What is expected:
Reproduce each line that includes the word "Requests".

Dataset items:
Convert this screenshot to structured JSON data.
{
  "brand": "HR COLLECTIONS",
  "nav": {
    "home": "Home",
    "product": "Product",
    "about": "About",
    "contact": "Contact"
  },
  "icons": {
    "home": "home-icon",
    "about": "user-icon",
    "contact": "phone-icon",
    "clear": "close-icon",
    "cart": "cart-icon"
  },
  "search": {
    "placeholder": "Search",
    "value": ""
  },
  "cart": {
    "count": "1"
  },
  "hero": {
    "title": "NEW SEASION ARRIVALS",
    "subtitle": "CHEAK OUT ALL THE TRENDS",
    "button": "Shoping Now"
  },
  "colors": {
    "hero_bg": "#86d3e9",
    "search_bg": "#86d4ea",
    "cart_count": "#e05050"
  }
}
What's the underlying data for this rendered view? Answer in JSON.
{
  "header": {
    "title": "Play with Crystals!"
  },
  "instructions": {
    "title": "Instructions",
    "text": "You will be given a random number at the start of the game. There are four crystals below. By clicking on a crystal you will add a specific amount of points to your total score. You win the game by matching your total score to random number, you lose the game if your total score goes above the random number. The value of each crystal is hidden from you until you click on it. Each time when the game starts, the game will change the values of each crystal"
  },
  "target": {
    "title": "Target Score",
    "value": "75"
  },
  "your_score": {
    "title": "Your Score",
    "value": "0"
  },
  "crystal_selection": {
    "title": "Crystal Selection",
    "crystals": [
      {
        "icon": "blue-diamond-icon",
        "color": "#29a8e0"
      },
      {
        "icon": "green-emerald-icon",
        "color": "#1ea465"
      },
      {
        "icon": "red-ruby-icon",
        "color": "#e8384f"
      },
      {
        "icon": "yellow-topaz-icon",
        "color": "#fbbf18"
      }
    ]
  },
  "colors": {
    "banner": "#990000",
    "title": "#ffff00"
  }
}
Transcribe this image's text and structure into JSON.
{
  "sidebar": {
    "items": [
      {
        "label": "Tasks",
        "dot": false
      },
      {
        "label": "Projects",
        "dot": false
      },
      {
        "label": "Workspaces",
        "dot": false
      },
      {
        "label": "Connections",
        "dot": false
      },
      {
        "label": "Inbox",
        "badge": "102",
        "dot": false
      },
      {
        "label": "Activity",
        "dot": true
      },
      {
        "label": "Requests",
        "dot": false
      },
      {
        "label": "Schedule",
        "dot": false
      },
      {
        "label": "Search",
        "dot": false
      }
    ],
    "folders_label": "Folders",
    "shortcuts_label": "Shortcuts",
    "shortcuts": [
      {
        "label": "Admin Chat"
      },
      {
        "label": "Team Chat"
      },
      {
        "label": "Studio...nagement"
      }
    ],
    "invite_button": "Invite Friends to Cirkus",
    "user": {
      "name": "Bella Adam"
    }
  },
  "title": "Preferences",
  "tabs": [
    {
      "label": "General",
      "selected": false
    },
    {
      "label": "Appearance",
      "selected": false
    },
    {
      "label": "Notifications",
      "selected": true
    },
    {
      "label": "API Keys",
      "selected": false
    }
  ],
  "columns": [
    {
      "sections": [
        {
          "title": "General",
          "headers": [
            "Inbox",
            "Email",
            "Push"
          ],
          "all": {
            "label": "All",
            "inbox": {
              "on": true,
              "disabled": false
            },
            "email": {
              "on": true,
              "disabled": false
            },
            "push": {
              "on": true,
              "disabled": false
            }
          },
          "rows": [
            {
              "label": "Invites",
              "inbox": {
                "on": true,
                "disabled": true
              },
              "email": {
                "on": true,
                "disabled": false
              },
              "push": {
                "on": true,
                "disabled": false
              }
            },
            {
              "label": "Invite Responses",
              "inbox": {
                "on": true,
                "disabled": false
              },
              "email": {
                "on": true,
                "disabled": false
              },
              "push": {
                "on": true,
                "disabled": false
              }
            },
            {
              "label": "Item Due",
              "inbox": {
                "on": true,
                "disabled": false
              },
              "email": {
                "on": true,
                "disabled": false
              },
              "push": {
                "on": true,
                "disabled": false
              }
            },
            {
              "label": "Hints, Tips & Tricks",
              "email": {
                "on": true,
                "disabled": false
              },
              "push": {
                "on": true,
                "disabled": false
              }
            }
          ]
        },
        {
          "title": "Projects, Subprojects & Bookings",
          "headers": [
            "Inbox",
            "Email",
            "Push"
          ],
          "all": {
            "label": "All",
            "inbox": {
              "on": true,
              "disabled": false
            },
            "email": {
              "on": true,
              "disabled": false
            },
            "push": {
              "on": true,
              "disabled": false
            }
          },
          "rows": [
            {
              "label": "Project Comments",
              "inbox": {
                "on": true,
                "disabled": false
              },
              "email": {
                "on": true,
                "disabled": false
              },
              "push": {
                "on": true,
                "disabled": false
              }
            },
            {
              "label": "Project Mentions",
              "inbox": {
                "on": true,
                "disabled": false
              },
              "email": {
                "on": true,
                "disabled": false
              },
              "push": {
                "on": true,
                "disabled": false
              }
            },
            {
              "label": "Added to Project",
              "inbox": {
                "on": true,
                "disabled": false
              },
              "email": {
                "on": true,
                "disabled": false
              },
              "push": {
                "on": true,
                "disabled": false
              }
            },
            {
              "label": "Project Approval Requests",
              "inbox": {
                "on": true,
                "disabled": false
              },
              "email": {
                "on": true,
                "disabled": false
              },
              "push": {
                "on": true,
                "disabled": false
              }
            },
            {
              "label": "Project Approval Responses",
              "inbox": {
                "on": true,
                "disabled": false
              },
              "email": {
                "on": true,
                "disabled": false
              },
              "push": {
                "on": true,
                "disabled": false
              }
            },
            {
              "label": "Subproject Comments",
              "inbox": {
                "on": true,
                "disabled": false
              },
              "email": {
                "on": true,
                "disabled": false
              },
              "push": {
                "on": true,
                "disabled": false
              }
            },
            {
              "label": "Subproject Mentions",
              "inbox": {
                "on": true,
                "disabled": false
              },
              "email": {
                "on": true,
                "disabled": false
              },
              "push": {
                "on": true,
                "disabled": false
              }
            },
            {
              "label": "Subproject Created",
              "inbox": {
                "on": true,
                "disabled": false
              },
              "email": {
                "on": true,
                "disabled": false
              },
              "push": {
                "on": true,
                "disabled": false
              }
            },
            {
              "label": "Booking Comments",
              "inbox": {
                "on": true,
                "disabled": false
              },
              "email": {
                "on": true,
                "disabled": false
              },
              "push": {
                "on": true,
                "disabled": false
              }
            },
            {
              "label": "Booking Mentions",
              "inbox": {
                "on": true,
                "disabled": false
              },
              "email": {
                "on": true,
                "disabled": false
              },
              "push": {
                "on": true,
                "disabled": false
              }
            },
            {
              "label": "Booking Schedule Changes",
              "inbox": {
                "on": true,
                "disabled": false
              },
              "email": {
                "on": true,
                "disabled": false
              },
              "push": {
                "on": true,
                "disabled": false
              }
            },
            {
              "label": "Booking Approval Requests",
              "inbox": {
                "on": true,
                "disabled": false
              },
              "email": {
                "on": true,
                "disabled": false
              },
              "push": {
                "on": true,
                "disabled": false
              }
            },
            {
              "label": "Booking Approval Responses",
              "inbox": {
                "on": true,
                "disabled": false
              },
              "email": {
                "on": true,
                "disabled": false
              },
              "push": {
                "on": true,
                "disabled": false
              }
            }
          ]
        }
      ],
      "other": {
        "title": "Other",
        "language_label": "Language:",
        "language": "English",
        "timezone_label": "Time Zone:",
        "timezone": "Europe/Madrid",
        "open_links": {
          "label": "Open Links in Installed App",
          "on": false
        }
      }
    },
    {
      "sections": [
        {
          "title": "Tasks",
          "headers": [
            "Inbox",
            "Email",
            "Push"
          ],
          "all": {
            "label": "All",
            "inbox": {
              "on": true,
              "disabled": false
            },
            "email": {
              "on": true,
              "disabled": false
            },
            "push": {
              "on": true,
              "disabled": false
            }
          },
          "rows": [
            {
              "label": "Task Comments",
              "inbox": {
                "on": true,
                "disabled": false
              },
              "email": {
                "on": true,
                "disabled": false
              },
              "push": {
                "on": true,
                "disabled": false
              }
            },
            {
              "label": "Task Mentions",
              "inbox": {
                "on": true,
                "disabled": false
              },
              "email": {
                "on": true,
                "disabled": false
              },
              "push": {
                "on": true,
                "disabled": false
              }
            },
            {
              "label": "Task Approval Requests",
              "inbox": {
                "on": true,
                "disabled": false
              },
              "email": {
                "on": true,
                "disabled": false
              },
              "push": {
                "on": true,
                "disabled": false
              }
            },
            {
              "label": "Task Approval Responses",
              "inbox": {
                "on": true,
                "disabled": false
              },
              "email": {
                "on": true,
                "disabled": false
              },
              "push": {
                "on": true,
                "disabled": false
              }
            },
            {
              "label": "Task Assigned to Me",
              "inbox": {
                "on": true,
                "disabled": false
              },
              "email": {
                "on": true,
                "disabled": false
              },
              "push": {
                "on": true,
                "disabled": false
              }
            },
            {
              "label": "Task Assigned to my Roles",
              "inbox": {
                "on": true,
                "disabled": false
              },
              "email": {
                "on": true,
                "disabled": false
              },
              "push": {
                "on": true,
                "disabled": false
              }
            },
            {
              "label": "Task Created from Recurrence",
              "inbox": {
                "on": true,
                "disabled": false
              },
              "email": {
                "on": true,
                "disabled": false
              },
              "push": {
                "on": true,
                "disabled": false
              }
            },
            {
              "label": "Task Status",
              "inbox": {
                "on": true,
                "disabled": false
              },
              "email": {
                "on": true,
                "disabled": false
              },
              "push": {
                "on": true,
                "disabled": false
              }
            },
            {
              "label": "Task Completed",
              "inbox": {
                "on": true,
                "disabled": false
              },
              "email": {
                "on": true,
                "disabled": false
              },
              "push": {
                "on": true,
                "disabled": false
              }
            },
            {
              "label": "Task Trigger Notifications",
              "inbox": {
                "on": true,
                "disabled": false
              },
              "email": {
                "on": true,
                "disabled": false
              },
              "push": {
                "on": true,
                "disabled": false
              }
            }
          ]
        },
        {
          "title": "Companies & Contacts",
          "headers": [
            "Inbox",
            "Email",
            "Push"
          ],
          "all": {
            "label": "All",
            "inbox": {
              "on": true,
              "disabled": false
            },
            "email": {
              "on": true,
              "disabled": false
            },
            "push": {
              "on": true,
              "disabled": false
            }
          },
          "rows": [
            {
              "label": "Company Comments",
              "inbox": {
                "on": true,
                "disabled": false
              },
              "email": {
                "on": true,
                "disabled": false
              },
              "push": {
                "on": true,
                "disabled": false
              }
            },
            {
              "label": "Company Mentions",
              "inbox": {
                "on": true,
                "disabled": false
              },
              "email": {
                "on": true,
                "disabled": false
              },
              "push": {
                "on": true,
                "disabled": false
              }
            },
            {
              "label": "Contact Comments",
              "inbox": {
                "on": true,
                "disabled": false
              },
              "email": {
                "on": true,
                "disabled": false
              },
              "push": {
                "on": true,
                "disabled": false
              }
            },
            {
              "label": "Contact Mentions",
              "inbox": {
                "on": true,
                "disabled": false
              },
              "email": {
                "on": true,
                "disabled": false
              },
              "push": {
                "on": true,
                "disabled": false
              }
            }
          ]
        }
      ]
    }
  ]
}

Exercise result:
        "label": "Requests",
              "label": "Project Approval Requests",
              "label": "Booking Approval Requests",
              "label": "Task Approval Requests",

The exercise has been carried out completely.